Set exercise
Locate every line below that contains the word "Ministry" and copy it.

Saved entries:
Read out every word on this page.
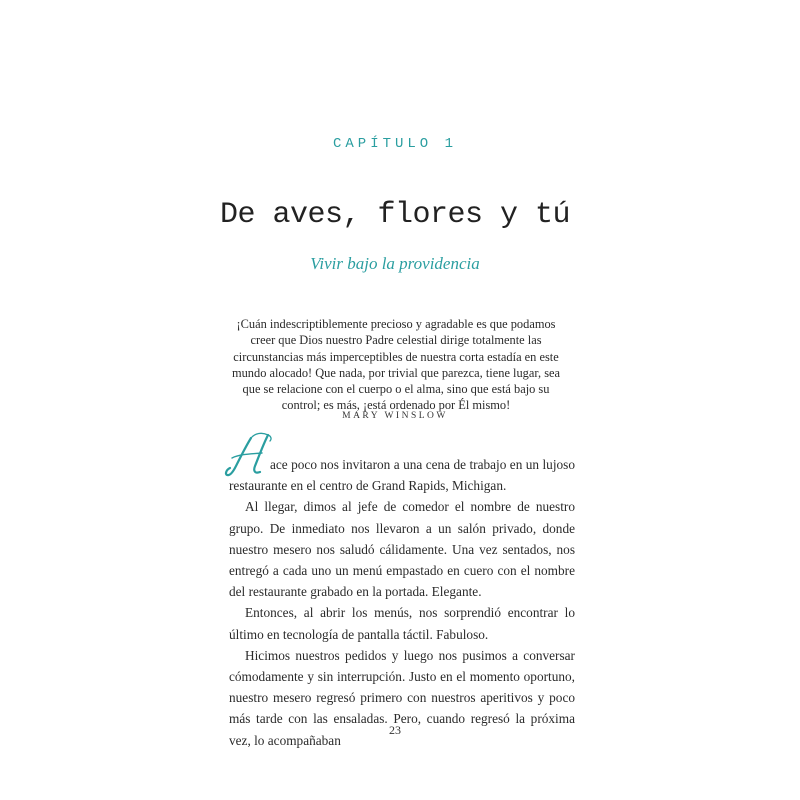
CAPÍTULO 1
De aves, flores y tú
Vivir bajo la providencia
¡Cuán indescriptiblemente precioso y agradable es que podamos creer que Dios nuestro Padre celestial dirige totalmente las circunstancias más imperceptibles de nuestra corta estadía en este mundo alocado! Que nada, por trivial que parezca, tiene lugar, sea que se relacione con el cuerpo o el alma, sino que está bajo su control; es más, ¡está ordenado por Él mismo!
MARY WINSLOW

ace poco nos invitaron a una cena de trabajo en un lujoso restaurante en el centro de Grand Rapids, Michigan.

Al llegar, dimos al jefe de comedor el nombre de nuestro grupo. De inmediato nos llevaron a un salón privado, donde nuestro mesero nos saludó cálidamente. Una vez sentados, nos entregó a cada uno un menú empastado en cuero con el nombre del restaurante grabado en la portada. Elegante.

Entonces, al abrir los menús, nos sorprendió encontrar lo último en tecnología de pantalla táctil. Fabuloso.

Hicimos nuestros pedidos y luego nos pusimos a conversar cómodamente y sin interrupción. Justo en el momento oportuno, nuestro mesero regresó primero con nuestros aperitivos y poco más tarde con las ensaladas. Pero, cuando regresó la próxima vez, lo acompañaban

23
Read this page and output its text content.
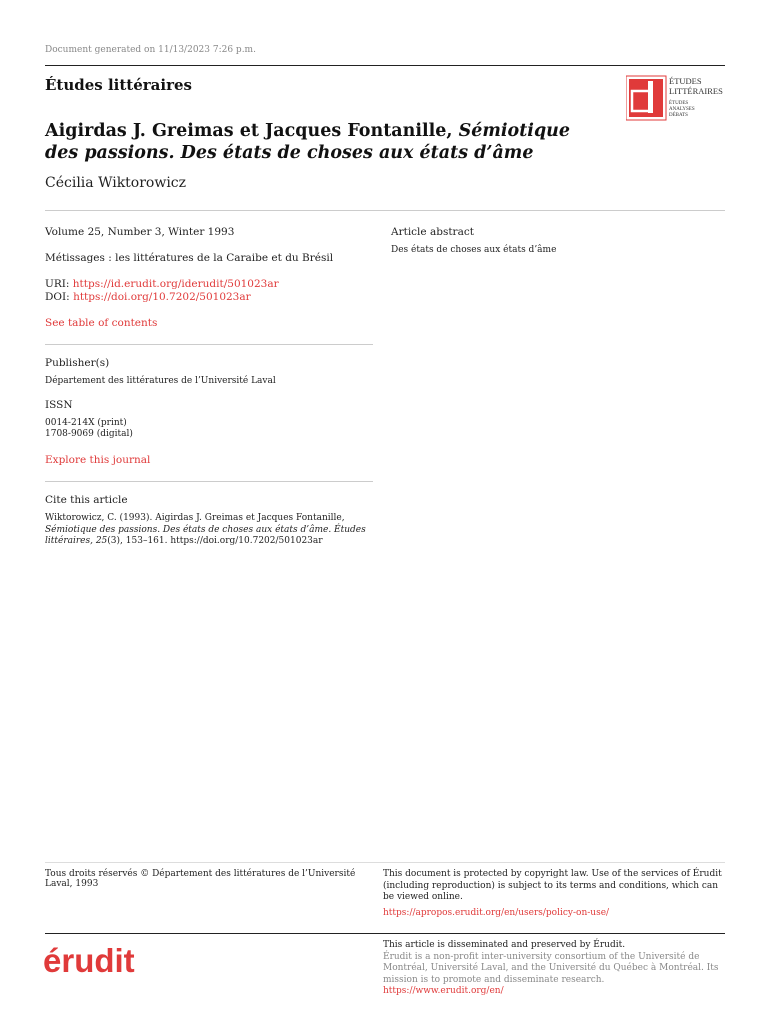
Document generated on 11/13/2023 7:26 p.m.
Études littéraires	ÉTUDES
LITTÉRAIRES
ÉTUDES
ANALYSES
DÉBATS
Aigirdas J. Greimas et Jacques Fontanille, Sémiotique des passions. Des états de choses aux états d’âme
Cécilia Wiktorowicz

Volume 25, Number 3, Winter 1993

Métissages : les littératures de la Caraibe et du Brésil

URI: https://id.erudit.org/iderudit/501023ar

DOI: https://doi.org/10.7202/501023ar

See table of contents

Publisher(s)

Département des littératures de l’Université Laval

ISSN

0014-214X (print)

1708-9069 (digital)

Explore this journal

Cite this article

Wiktorowicz, C. (1993). Aigirdas J. Greimas et Jacques Fontanille, Sémiotique des passions. Des états de choses aux états d’âme. Études littéraires, 25(3), 153–161. https://doi.org/10.7202/501023ar

Article abstract

Des états de choses aux états d’âme

Tous droits réservés © Département des littératures de l’Université Laval, 1993
This document is protected by copyright law. Use of the services of Érudit (including reproduction) is subject to its terms and conditions, which can be viewed online.
https://apropos.erudit.org/en/users/policy-on-use/
érudit	This article is disseminated and preserved by Érudit.
Érudit is a non-profit inter-university consortium of the Université de Montréal, Université Laval, and the Université du Québec à Montréal. Its mission is to promote and disseminate research.
https://www.erudit.org/en/
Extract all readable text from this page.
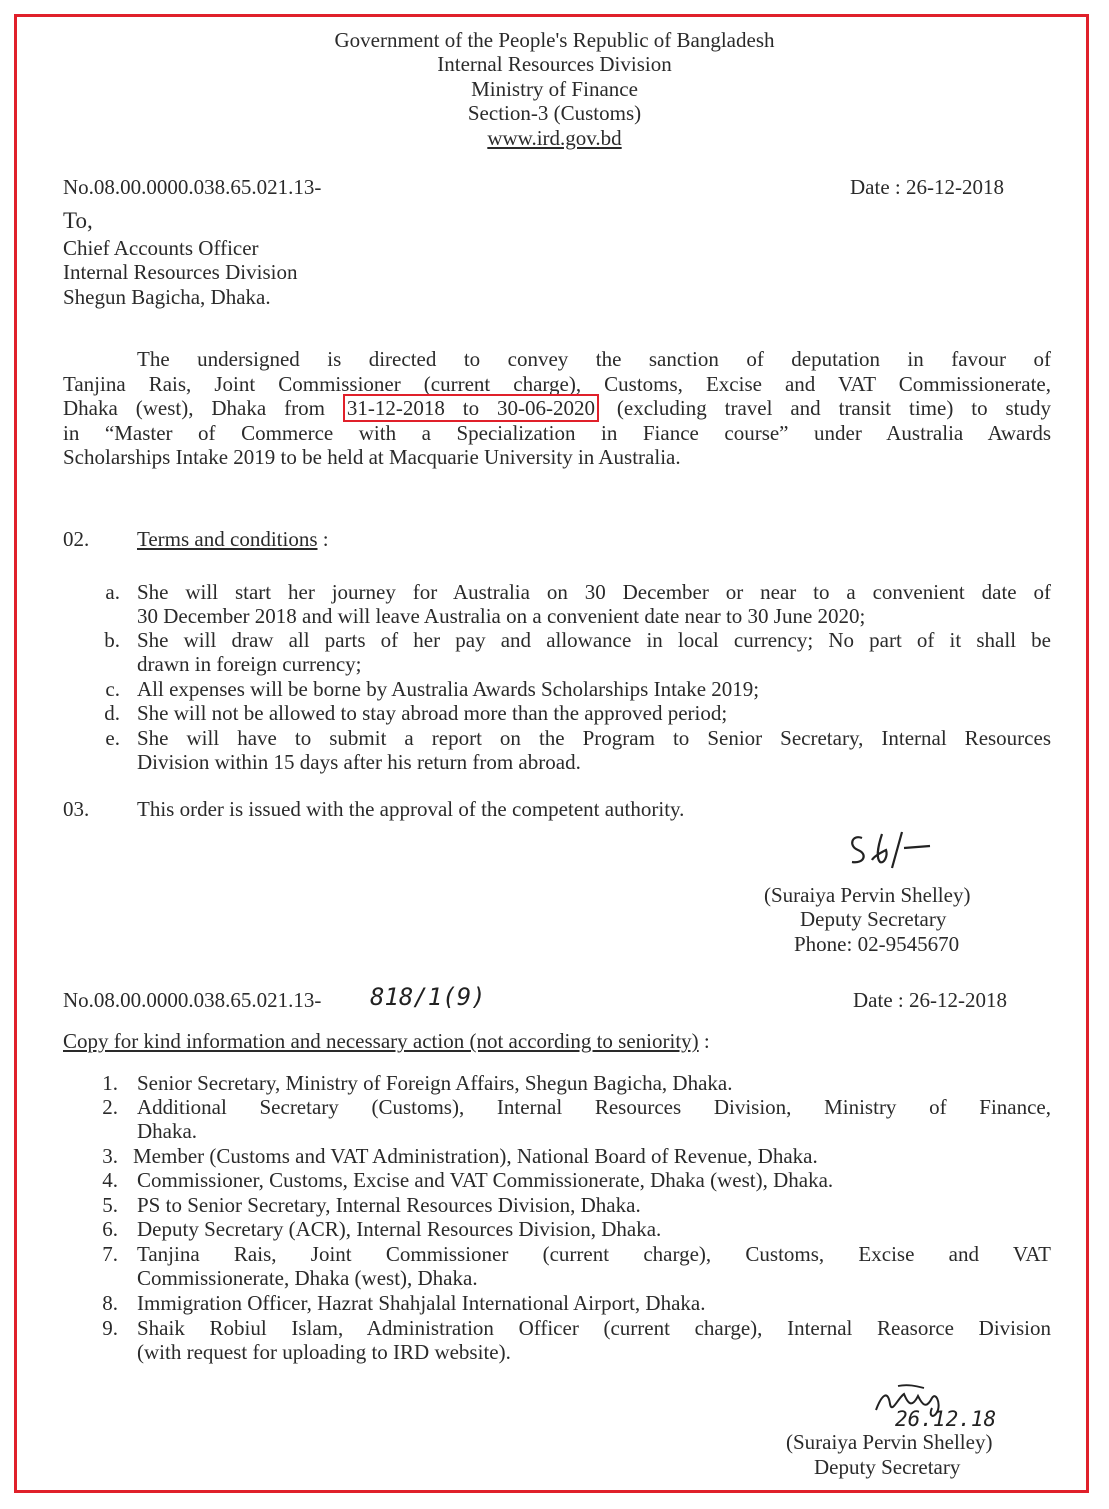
Government of the People's Republic of Bangladesh
Internal Resources Division
Ministry of Finance
Section-3 (Customs)
www.ird.gov.bd
No.08.00.0000.038.65.021.13-	Date : 26-12-2018
To,
Chief Accounts Officer
Internal Resources Division
Shegun Bagicha, Dhaka.
The undersigned is directed to convey the sanction of deputation in favour of
Tanjina Rais, Joint Commissioner (current charge), Customs, Excise and VAT Commissionerate,
Dhaka (west), Dhaka from 31-12-2018 to 30-06-2020 (excluding travel and transit time) to study
in “Master of Commerce with a Specialization in Fiance course” under Australia Awards
Scholarships Intake 2019 to be held at Macquarie University in Australia.
02. Terms and conditions :
a. She will start her journey for Australia on 30 December or near to a convenient date of
30 December 2018 and will leave Australia on a convenient date near to 30 June 2020;
b. She will draw all parts of her pay and allowance in local currency; No part of it shall be
drawn in foreign currency;
c. All expenses will be borne by Australia Awards Scholarships Intake 2019;
d. She will not be allowed to stay abroad more than the approved period;
e. She will have to submit a report on the Program to Senior Secretary, Internal Resources
Division within 15 days after his return from abroad.
03. This order is issued with the approval of the competent authority.
(Suraiya Pervin Shelley)
Deputy Secretary
Phone: 02-9545670
No.08.00.0000.038.65.021.13- 818/1(9)	Date : 26-12-2018
Copy for kind information and necessary action (not according to seniority) :
1. Senior Secretary, Ministry of Foreign Affairs, Shegun Bagicha, Dhaka.
2. Additional Secretary (Customs), Internal Resources Division, Ministry of Finance,
Dhaka.
3. Member (Customs and VAT Administration), National Board of Revenue, Dhaka.
4. Commissioner, Customs, Excise and VAT Commissionerate, Dhaka (west), Dhaka.
5. PS to Senior Secretary, Internal Resources Division, Dhaka.
6. Deputy Secretary (ACR), Internal Resources Division, Dhaka.
7. Tanjina Rais, Joint Commissioner (current charge), Customs, Excise and VAT
Commissionerate, Dhaka (west), Dhaka.
8. Immigration Officer, Hazrat Shahjalal International Airport, Dhaka.
9. Shaik Robiul Islam, Administration Officer (current charge), Internal Reasorce Division
(with request for uploading to IRD website).
26.12.18
(Suraiya Pervin Shelley)
Deputy Secretary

Result of the exercise
Ministry of Finance
1. Senior Secretary, Ministry of Foreign Affairs, Shegun Bagicha, Dhaka.
2. Additional Secretary (Customs), Internal Resources Division, Ministry of Finance,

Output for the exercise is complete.